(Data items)
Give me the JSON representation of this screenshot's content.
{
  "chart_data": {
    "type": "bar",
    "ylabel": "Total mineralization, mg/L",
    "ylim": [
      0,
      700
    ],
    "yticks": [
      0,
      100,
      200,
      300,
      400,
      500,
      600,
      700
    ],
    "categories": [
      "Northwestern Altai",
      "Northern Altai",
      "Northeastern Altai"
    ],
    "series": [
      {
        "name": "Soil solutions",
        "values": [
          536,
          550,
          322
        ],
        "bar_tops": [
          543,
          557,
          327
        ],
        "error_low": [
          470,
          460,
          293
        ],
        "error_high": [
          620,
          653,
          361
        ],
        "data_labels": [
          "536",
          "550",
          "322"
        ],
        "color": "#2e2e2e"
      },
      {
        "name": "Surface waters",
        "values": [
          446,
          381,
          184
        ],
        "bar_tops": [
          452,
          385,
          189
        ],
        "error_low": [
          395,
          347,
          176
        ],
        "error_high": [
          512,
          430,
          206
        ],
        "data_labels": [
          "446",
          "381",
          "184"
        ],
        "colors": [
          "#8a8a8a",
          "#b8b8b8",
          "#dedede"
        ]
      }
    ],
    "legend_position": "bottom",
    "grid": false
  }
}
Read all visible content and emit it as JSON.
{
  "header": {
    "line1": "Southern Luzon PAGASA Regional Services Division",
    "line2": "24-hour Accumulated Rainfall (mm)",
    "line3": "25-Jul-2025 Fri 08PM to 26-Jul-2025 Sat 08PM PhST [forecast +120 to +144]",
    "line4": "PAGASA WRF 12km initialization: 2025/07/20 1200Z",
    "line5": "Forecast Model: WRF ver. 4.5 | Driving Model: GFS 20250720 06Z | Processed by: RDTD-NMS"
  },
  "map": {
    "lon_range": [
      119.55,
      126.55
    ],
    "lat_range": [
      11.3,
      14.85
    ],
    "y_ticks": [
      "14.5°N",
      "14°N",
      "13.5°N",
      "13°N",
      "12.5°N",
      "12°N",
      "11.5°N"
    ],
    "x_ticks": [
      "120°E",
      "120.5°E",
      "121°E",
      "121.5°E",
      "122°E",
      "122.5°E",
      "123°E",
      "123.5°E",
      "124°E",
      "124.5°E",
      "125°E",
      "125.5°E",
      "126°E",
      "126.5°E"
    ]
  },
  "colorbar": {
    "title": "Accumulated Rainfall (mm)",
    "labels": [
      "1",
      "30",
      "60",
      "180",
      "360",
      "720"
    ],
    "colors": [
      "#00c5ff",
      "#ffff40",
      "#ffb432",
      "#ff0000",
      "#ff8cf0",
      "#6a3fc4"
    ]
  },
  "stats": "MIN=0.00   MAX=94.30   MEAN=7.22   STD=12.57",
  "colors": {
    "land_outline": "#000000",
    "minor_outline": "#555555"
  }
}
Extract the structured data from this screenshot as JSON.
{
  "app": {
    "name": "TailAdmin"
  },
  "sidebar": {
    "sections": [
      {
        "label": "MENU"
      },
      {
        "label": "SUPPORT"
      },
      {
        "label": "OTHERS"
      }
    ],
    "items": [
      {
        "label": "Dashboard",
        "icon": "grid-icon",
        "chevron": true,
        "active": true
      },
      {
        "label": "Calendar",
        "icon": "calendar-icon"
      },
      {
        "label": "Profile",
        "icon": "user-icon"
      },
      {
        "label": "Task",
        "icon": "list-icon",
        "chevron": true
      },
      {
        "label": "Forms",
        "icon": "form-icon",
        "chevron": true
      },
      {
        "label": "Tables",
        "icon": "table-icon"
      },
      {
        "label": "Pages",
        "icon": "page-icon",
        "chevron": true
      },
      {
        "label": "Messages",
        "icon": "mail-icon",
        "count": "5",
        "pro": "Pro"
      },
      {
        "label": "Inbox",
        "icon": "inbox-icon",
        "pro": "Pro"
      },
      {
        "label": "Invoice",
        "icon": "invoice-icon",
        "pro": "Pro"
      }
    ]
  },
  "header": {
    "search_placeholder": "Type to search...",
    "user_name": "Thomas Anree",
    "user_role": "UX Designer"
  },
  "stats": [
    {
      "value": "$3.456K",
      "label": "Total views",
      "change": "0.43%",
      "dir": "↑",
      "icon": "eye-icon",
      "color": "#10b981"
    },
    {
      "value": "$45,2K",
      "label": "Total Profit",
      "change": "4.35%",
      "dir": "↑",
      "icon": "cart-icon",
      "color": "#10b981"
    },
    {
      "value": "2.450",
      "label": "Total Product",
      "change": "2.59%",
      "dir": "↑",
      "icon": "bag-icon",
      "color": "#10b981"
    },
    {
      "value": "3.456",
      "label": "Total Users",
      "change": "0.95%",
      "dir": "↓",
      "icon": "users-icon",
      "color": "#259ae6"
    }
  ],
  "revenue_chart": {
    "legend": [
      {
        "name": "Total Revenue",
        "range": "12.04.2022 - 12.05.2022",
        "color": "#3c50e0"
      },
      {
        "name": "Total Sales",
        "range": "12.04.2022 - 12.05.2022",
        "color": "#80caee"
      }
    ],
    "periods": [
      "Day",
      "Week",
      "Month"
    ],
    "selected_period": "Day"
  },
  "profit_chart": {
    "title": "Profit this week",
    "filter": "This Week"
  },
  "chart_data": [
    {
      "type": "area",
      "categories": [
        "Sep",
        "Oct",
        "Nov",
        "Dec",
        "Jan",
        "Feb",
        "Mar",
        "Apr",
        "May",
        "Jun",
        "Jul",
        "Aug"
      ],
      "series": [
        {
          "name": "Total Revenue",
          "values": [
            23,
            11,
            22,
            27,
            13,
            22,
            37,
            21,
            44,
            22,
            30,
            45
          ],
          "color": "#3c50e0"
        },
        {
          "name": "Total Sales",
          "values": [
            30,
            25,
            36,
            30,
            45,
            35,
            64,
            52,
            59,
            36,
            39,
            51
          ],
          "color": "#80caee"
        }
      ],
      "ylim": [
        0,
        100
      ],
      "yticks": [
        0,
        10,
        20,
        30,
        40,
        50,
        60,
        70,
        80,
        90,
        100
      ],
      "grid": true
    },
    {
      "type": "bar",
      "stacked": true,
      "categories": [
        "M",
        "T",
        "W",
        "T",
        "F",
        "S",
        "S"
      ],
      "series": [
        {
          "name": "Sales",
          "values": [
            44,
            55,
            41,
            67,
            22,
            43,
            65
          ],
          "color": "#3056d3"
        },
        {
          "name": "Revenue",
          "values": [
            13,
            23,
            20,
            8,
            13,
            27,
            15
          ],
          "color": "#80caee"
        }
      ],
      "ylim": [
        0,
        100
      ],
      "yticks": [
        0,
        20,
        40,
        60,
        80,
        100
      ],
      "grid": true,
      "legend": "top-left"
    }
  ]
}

**To do:** Search the data for the string "title". List each line that has it.

**Reply:**
    "title": "Accumulated Rainfall (mm)",
    "title": "Profit this week",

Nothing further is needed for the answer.